» Work to complete
Copy out all lines carrying the word "الله".

» Record extracts

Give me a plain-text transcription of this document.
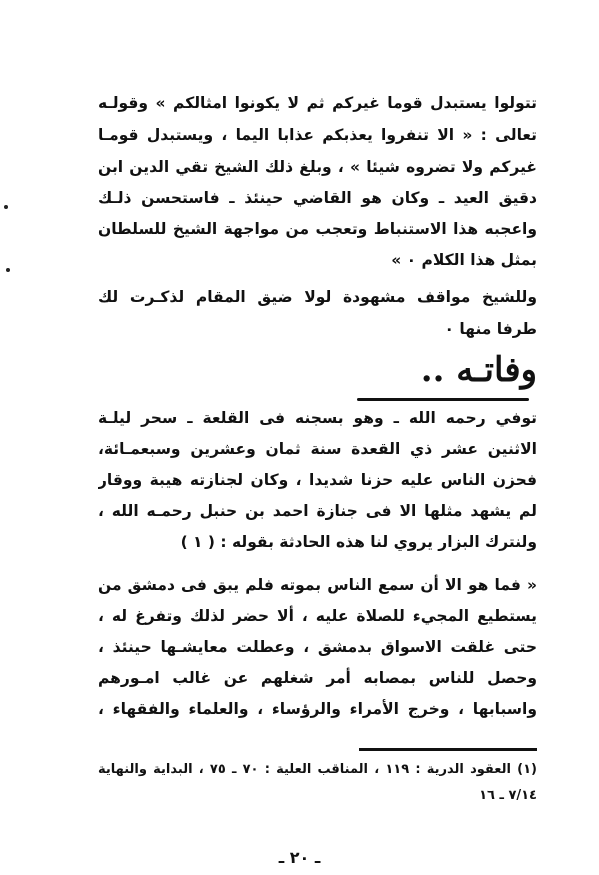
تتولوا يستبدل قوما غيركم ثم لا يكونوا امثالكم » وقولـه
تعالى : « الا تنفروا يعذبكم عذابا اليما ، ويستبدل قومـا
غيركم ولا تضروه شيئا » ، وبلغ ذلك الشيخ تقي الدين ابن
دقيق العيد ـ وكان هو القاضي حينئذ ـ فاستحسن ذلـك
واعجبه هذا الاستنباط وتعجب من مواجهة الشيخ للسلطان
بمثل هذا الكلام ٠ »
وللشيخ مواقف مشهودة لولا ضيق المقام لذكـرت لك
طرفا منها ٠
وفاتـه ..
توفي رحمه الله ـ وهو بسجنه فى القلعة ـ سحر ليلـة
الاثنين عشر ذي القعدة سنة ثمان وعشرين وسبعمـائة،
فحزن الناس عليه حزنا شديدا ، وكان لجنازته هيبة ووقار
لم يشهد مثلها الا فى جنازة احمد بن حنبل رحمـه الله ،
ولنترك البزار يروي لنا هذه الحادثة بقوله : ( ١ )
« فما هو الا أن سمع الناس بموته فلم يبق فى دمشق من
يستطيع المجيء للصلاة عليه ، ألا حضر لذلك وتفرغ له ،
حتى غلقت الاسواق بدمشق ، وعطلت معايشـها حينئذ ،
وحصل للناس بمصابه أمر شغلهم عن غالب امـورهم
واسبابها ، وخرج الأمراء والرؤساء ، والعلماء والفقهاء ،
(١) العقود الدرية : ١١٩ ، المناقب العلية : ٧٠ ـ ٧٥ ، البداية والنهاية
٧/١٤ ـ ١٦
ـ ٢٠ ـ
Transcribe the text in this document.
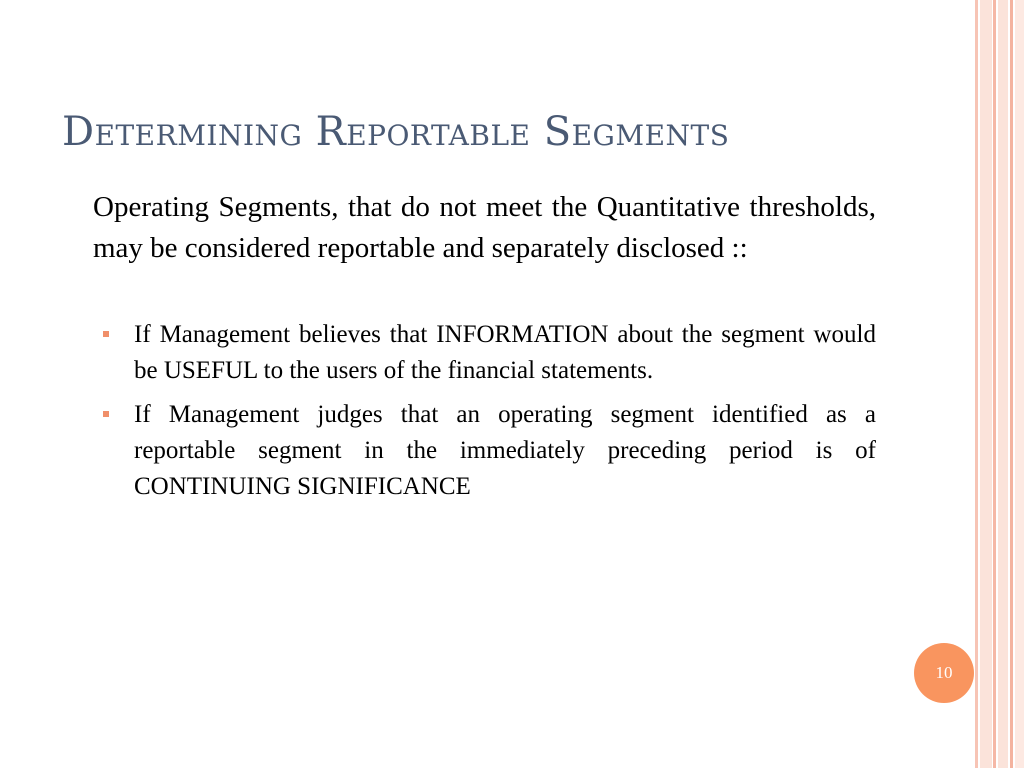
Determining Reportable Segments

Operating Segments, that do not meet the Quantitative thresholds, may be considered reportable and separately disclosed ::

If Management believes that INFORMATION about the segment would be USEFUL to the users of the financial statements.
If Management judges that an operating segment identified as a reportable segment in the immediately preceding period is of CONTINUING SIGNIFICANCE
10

» Task answer
توفي رحمه الله ـ وهو بسجنه فى القلعة ـ سحر ليلـة
لم يشهد مثلها الا فى جنازة احمد بن حنبل رحمـه الله ،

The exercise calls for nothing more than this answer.